**Instruction**
Copy each line below exactly and leave the pictures out.

※ ※ ※

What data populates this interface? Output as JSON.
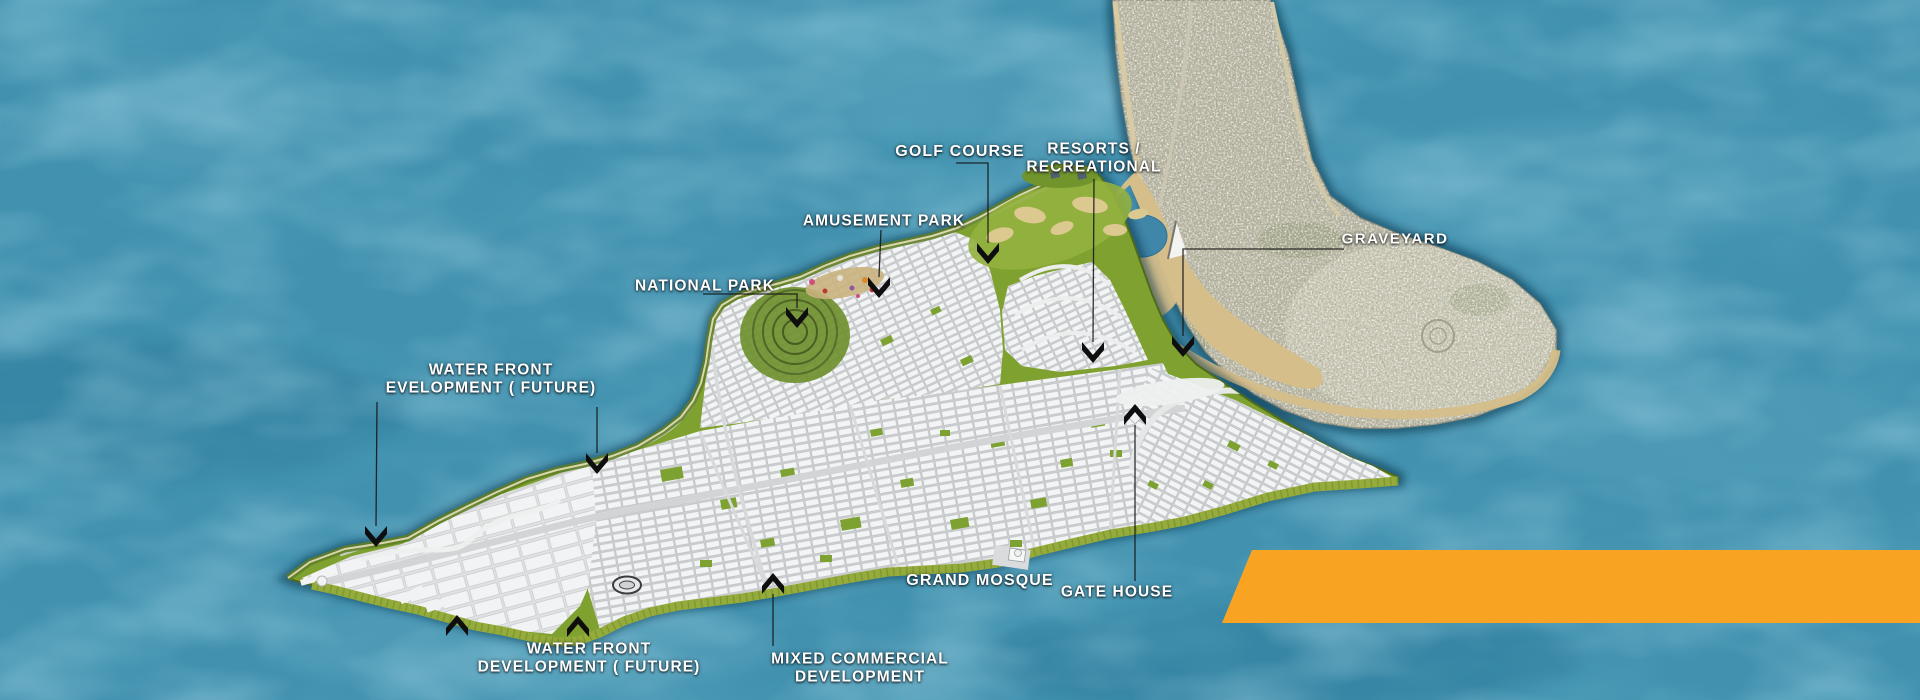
{
  "scene": {
    "description": "Aerial master plan map of a coastal peninsula development beside an existing city, surrounded by sea, with an orange banner ribbon at lower right"
  },
  "colors": {
    "water": "#4191AF",
    "water_light": "#68AFC6",
    "water_dark": "#2A7397",
    "land_green": "#7FA130",
    "land_edge": "#4F6A1D",
    "grid_light": "#F3F4F5",
    "road_gray": "#D2D4D5",
    "sand": "#D5BE8A",
    "mainland": "#B6B3A0",
    "mainland_light": "#CFCDBA",
    "banner_orange": "#F9A322",
    "label_white": "#FFFFFF",
    "leader_black": "#161616"
  },
  "map_labels": {
    "golf_course": {
      "text": "GOLF COURSE"
    },
    "resorts_recreational": {
      "line1": "RESORTS /",
      "line2": "RECREATIONAL"
    },
    "amusement_park": {
      "text": "AMUSEMENT PARK"
    },
    "national_park": {
      "text": "NATIONAL PARK"
    },
    "graveyard": {
      "text": "GRAVEYARD"
    },
    "water_front_development_future_north": {
      "line1": "WATER FRONT",
      "line2": "EVELOPMENT ( FUTURE)"
    },
    "water_front_development_future_south": {
      "line1": "WATER FRONT",
      "line2": "DEVELOPMENT ( FUTURE)"
    },
    "mixed_commercial_development": {
      "line1": "MIXED COMMERCIAL",
      "line2": "DEVELOPMENT"
    },
    "grand_mosque": {
      "text": "GRAND MOSQUE"
    },
    "gate_house": {
      "text": "GATE HOUSE"
    }
  },
  "icons": {
    "leader_arrow": "black chevron pointer",
    "graveyard_marker": "white triangle flag"
  }
}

※ ※ ※

**In response**
What data populates this interface? Output as JSON.
{
  "scene": {
    "description": "Aerial master plan map of a coastal peninsula development beside an existing city, surrounded by sea, with an orange banner ribbon at lower right"
  },
  "colors": {
    "water": "#4191AF",
    "water_light": "#68AFC6",
    "water_dark": "#2A7397",
    "land_green": "#7FA130",
    "land_edge": "#4F6A1D",
    "grid_light": "#F3F4F5",
    "road_gray": "#D2D4D5",
    "sand": "#D5BE8A",
    "mainland": "#B6B3A0",
    "mainland_light": "#CFCDBA",
    "banner_orange": "#F9A322",
    "label_white": "#FFFFFF",
    "leader_black": "#161616"
  },
  "map_labels": {
    "golf_course": {
      "text": "GOLF COURSE"
    },
    "resorts_recreational": {
      "line1": "RESORTS /",
      "line2": "RECREATIONAL"
    },
    "amusement_park": {
      "text": "AMUSEMENT PARK"
    },
    "national_park": {
      "text": "NATIONAL PARK"
    },
    "graveyard": {
      "text": "GRAVEYARD"
    },
    "water_front_development_future_north": {
      "line1": "WATER FRONT",
      "line2": "EVELOPMENT ( FUTURE)"
    },
    "water_front_development_future_south": {
      "line1": "WATER FRONT",
      "line2": "DEVELOPMENT ( FUTURE)"
    },
    "mixed_commercial_development": {
      "line1": "MIXED COMMERCIAL",
      "line2": "DEVELOPMENT"
    },
    "grand_mosque": {
      "text": "GRAND MOSQUE"
    },
    "gate_house": {
      "text": "GATE HOUSE"
    }
  },
  "icons": {
    "leader_arrow": "black chevron pointer",
    "graveyard_marker": "white triangle flag"
  }
}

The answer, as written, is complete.